## What is required
Quote the listing in full, exactly as given, minus any pictures.
>> start Entries
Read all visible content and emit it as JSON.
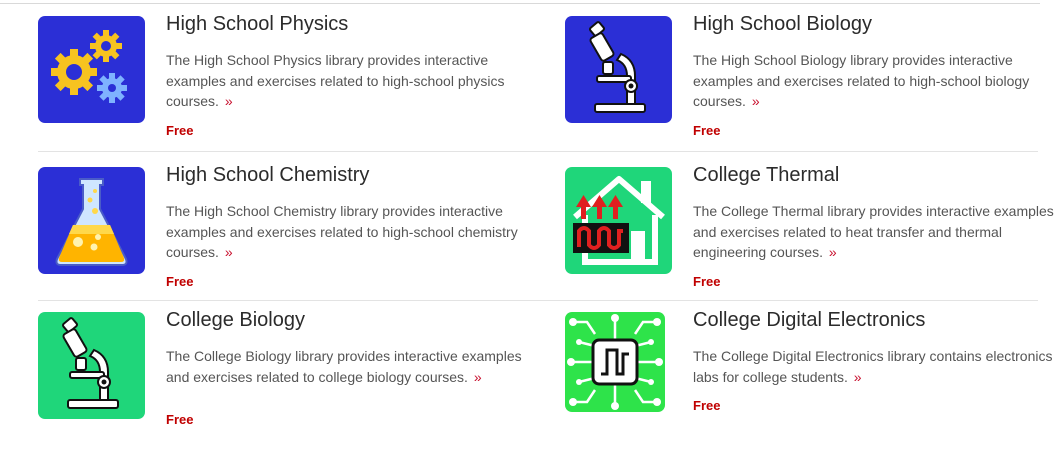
{
  "courses": [
    {
      "title": "High School Physics",
      "description": "The High School Physics library provides interactive examples and exercises related to high-school physics courses.",
      "more": "»",
      "price": "Free",
      "icon": "gears-icon"
    },
    {
      "title": "High School Biology",
      "description": "The High School Biology library provides interactive examples and exercises related to high-school biology courses.",
      "more": "»",
      "price": "Free",
      "icon": "microscope-icon"
    },
    {
      "title": "High School Chemistry",
      "description": "The High School Chemistry library provides interactive examples and exercises related to high-school chemistry courses.",
      "more": "»",
      "price": "Free",
      "icon": "flask-icon"
    },
    {
      "title": "College Thermal",
      "description": "The College Thermal library provides interactive examples and exercises related to heat transfer and thermal engineering courses.",
      "more": "»",
      "price": "Free",
      "icon": "heated-house-icon"
    },
    {
      "title": "College Biology",
      "description": "The College Biology library provides interactive examples and exercises related to college biology courses.",
      "more": "»",
      "price": "Free",
      "icon": "microscope-icon"
    },
    {
      "title": "College Digital Electronics",
      "description": "The College Digital Electronics library contains electronics labs for college students.",
      "more": "»",
      "price": "Free",
      "icon": "circuit-chip-icon"
    }
  ],
  "colors": {
    "title": "#2b2b2b",
    "description": "#555555",
    "price": "#c00000",
    "more_link": "#c8102e",
    "icon_blue": "#2b2fd6",
    "icon_green": "#1fd67a"
  }
}
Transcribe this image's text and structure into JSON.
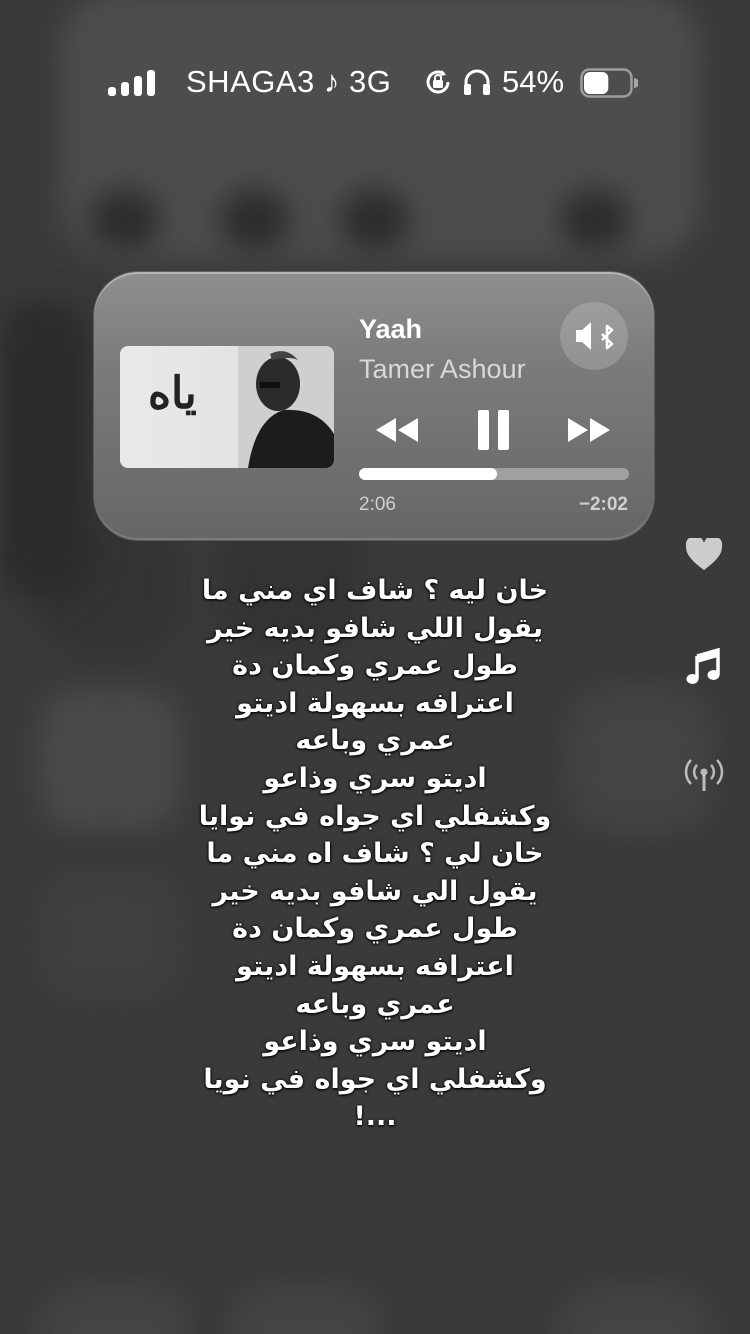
{
  "status_bar": {
    "carrier": "SHAGA3 ♪ 3G",
    "battery_percent": "54%",
    "signal_bars": 4,
    "battery_level": 0.54,
    "icons": [
      "orientation-lock-icon",
      "headphones-icon",
      "battery-icon"
    ]
  },
  "now_playing": {
    "title": "Yaah",
    "artist": "Tamer Ashour",
    "artwork_text": "ياه",
    "elapsed": "2:06",
    "remaining": "−2:02",
    "progress": 0.51,
    "controls": [
      "rewind-icon",
      "pause-icon",
      "fast-forward-icon"
    ],
    "route_icon": "speaker-bluetooth-icon"
  },
  "side_icons": [
    "heart-icon",
    "music-note-icon",
    "broadcast-icon"
  ],
  "lyrics": [
    "خان ليه ؟ شاف اي مني ما",
    "يقول اللي شافو بديه خير",
    "طول عمري وكمان دة",
    "اعترافه بسهولة اديتو",
    "عمري وباعه",
    "اديتو سري وذاعو",
    "وكشفلي اي جواه في نوايا",
    "خان لي ؟ شاف اه مني ما",
    "يقول الي شافو بديه خير",
    "طول عمري وكمان دة",
    "اعترافه بسهولة اديتو",
    "عمري وباعه",
    "اديتو سري وذاعو",
    "وكشفلي اي جواه في نويا",
    "...!"
  ]
}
>> end Entries
## The solution
Read all visible content and emit it as JSON.
{
  "courses": [
    {
      "title": "High School Physics",
      "description": "The High School Physics library provides interactive examples and exercises related to high-school physics courses.",
      "more": "»",
      "price": "Free",
      "icon": "gears-icon"
    },
    {
      "title": "High School Biology",
      "description": "The High School Biology library provides interactive examples and exercises related to high-school biology courses.",
      "more": "»",
      "price": "Free",
      "icon": "microscope-icon"
    },
    {
      "title": "High School Chemistry",
      "description": "The High School Chemistry library provides interactive examples and exercises related to high-school chemistry courses.",
      "more": "»",
      "price": "Free",
      "icon": "flask-icon"
    },
    {
      "title": "College Thermal",
      "description": "The College Thermal library provides interactive examples and exercises related to heat transfer and thermal engineering courses.",
      "more": "»",
      "price": "Free",
      "icon": "heated-house-icon"
    },
    {
      "title": "College Biology",
      "description": "The College Biology library provides interactive examples and exercises related to college biology courses.",
      "more": "»",
      "price": "Free",
      "icon": "microscope-icon"
    },
    {
      "title": "College Digital Electronics",
      "description": "The College Digital Electronics library contains electronics labs for college students.",
      "more": "»",
      "price": "Free",
      "icon": "circuit-chip-icon"
    }
  ],
  "colors": {
    "title": "#2b2b2b",
    "description": "#555555",
    "price": "#c00000",
    "more_link": "#c8102e",
    "icon_blue": "#2b2fd6",
    "icon_green": "#1fd67a"
  }
}
Transcribe this image's text and structure into JSON.
{
  "status_bar": {
    "carrier": "SHAGA3 ♪ 3G",
    "battery_percent": "54%",
    "signal_bars": 4,
    "battery_level": 0.54,
    "icons": [
      "orientation-lock-icon",
      "headphones-icon",
      "battery-icon"
    ]
  },
  "now_playing": {
    "title": "Yaah",
    "artist": "Tamer Ashour",
    "artwork_text": "ياه",
    "elapsed": "2:06",
    "remaining": "−2:02",
    "progress": 0.51,
    "controls": [
      "rewind-icon",
      "pause-icon",
      "fast-forward-icon"
    ],
    "route_icon": "speaker-bluetooth-icon"
  },
  "side_icons": [
    "heart-icon",
    "music-note-icon",
    "broadcast-icon"
  ],
  "lyrics": [
    "خان ليه ؟ شاف اي مني ما",
    "يقول اللي شافو بديه خير",
    "طول عمري وكمان دة",
    "اعترافه بسهولة اديتو",
    "عمري وباعه",
    "اديتو سري وذاعو",
    "وكشفلي اي جواه في نوايا",
    "خان لي ؟ شاف اه مني ما",
    "يقول الي شافو بديه خير",
    "طول عمري وكمان دة",
    "اعترافه بسهولة اديتو",
    "عمري وباعه",
    "اديتو سري وذاعو",
    "وكشفلي اي جواه في نويا",
    "...!"
  ]
}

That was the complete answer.